▶ What is expected: For the entries below, how many lines include the word "icon"? Give the figure and nothing more.

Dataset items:
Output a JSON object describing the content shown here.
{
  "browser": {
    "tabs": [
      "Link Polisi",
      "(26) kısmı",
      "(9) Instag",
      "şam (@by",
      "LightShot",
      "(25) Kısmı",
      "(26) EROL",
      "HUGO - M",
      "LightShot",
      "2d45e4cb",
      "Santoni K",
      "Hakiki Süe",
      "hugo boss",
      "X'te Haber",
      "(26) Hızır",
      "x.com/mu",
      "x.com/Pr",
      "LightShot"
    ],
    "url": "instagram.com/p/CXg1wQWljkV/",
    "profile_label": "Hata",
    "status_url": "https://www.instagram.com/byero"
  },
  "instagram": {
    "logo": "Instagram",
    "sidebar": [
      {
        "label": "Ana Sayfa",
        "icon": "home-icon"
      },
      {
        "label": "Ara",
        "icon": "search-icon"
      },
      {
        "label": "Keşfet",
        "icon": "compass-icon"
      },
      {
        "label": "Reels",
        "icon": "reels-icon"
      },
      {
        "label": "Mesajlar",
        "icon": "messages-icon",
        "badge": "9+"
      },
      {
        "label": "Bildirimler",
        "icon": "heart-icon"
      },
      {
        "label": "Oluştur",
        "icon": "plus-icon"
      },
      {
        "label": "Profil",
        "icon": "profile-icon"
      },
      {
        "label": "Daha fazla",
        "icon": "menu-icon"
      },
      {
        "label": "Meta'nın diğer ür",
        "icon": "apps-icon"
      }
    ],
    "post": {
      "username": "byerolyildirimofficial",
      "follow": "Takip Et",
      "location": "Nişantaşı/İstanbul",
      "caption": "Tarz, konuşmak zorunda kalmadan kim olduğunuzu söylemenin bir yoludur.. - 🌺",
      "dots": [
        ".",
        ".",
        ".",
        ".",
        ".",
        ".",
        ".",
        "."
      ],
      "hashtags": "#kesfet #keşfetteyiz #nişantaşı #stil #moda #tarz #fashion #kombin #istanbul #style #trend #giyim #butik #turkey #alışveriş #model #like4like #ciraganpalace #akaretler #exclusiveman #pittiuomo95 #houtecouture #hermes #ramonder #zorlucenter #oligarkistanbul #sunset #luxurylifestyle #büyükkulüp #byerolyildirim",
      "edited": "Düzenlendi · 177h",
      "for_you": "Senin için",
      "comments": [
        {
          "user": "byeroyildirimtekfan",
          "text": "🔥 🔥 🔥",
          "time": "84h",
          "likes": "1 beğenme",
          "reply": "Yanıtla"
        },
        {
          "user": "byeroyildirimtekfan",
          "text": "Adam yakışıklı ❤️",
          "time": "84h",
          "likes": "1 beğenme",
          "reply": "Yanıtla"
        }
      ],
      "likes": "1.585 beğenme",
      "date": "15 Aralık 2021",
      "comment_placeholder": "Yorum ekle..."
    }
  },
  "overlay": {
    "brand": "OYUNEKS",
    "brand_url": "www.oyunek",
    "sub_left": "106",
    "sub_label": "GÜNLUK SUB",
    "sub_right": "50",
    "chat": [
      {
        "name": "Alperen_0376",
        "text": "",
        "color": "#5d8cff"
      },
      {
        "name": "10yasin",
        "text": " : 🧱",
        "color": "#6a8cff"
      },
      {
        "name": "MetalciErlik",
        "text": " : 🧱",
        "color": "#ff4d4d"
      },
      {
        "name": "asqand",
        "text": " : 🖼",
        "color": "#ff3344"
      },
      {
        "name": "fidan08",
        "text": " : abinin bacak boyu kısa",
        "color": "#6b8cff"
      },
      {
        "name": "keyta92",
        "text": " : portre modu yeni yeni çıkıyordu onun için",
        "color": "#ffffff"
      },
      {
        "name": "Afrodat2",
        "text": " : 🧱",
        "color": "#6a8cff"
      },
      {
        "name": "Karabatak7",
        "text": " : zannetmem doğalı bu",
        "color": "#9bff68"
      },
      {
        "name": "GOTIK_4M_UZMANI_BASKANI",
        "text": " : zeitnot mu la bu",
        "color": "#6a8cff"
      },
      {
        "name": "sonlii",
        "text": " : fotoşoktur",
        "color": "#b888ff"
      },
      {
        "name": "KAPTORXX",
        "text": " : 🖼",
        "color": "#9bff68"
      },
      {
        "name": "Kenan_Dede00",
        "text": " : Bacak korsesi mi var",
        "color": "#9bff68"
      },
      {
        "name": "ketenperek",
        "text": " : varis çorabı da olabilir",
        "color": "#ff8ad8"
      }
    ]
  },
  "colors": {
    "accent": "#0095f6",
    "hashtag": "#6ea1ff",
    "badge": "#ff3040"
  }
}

▶ Response: 10